Dataset entries:
(begin)

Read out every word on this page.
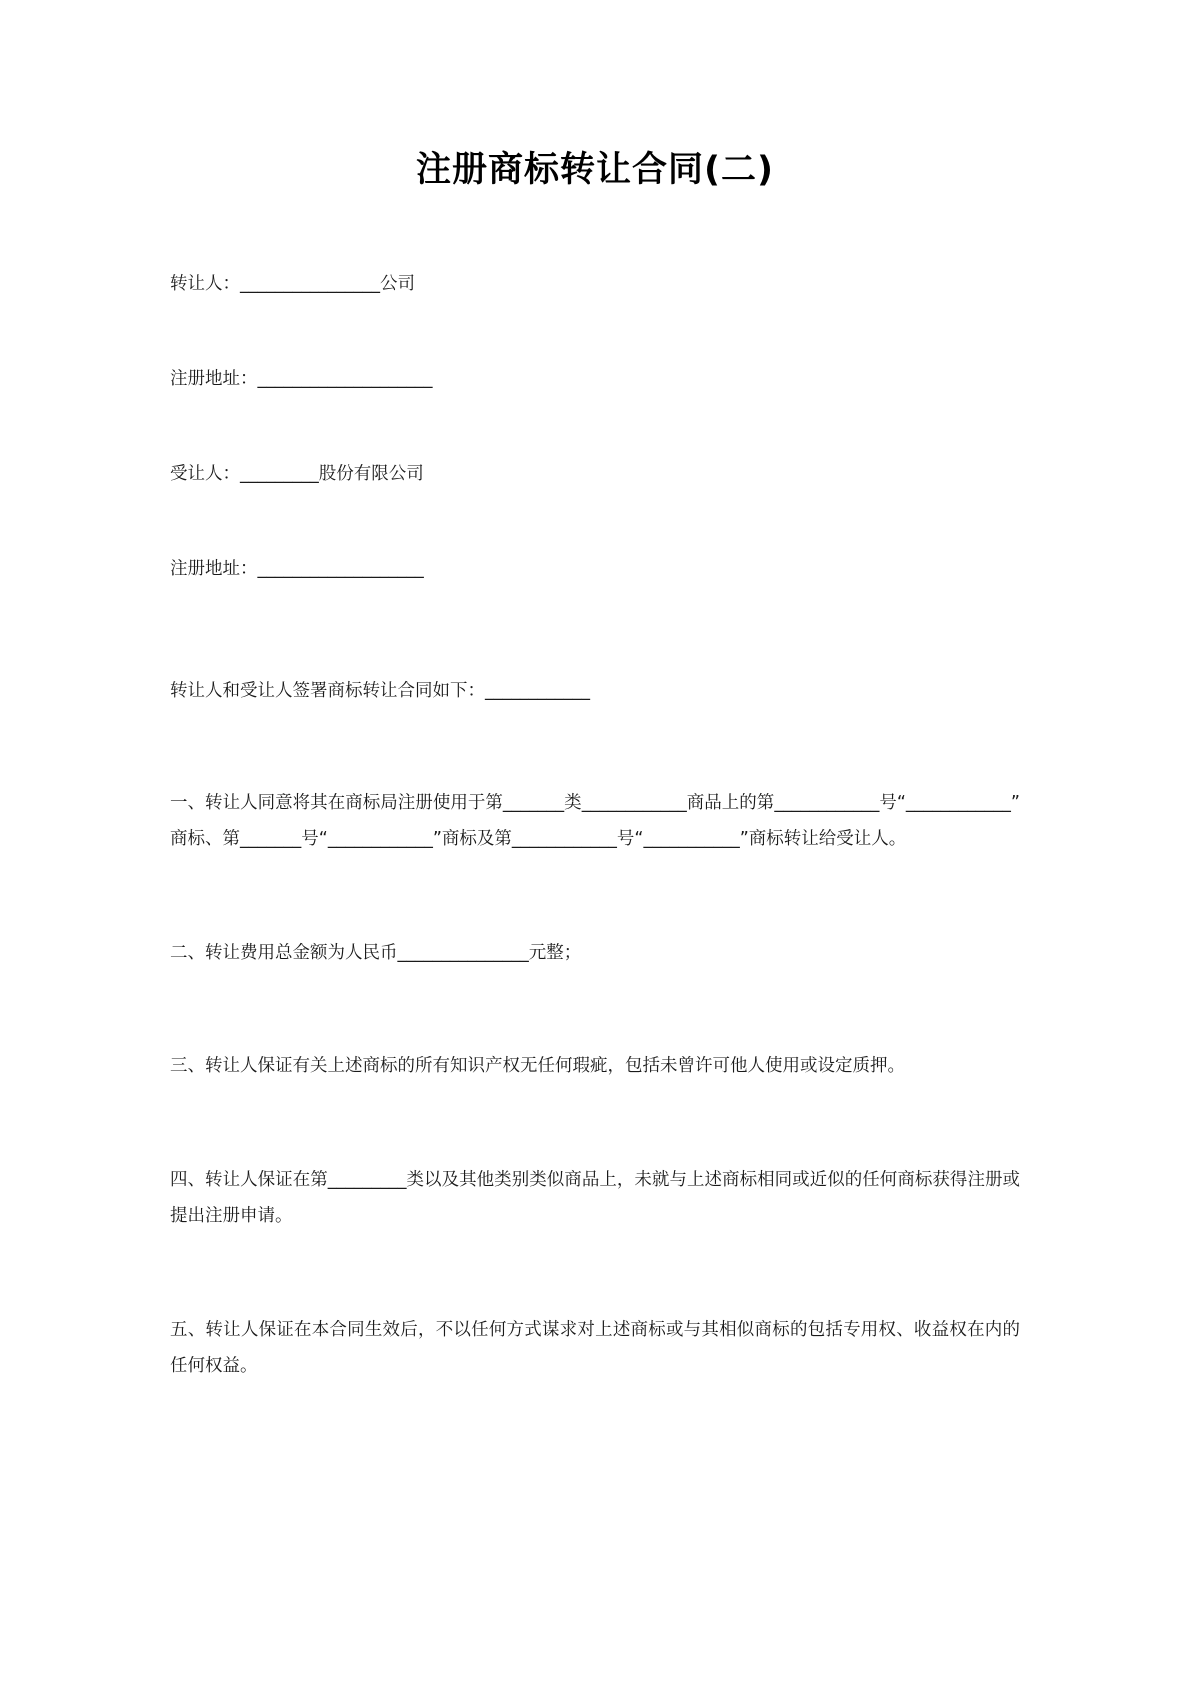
注册商标转让合同(二)
转让人：________________公司
注册地址：____________________
受让人：_________股份有限公司
注册地址：___________________
转让人和受让人签署商标转让合同如下：____________

一、转让人同意将其在商标局注册使用于第_______类____________商品上的第____________号“____________”商标、第_______号“____________”商标及第____________号“___________”商标转让给受让人。

二、转让费用总金额为人民币_______________元整；

三、转让人保证有关上述商标的所有知识产权无任何瑕疵，包括未曾许可他人使用或设定质押。

四、转让人保证在第_________类以及其他类别类似商品上，未就与上述商标相同或近似的任何商标获得注册或提出注册申请。

五、转让人保证在本合同生效后，不以任何方式谋求对上述商标或与其相似商标的包括专用权、收益权在内的任何权益。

(end)

#### INSTRUCTIONS FOR THE TASK:
Any pictures should be dropped; transcribe the rest of the records above exactly.

#### REPLY:
Read out every word on this page.
注册商标转让合同(二)
转让人：________________公司
注册地址：____________________
受让人：_________股份有限公司
注册地址：___________________
转让人和受让人签署商标转让合同如下：____________

一、转让人同意将其在商标局注册使用于第_______类____________商品上的第____________号“____________”商标、第_______号“____________”商标及第____________号“___________”商标转让给受让人。

二、转让费用总金额为人民币_______________元整；

三、转让人保证有关上述商标的所有知识产权无任何瑕疵，包括未曾许可他人使用或设定质押。

四、转让人保证在第_________类以及其他类别类似商品上，未就与上述商标相同或近似的任何商标获得注册或提出注册申请。

五、转让人保证在本合同生效后，不以任何方式谋求对上述商标或与其相似商标的包括专用权、收益权在内的任何权益。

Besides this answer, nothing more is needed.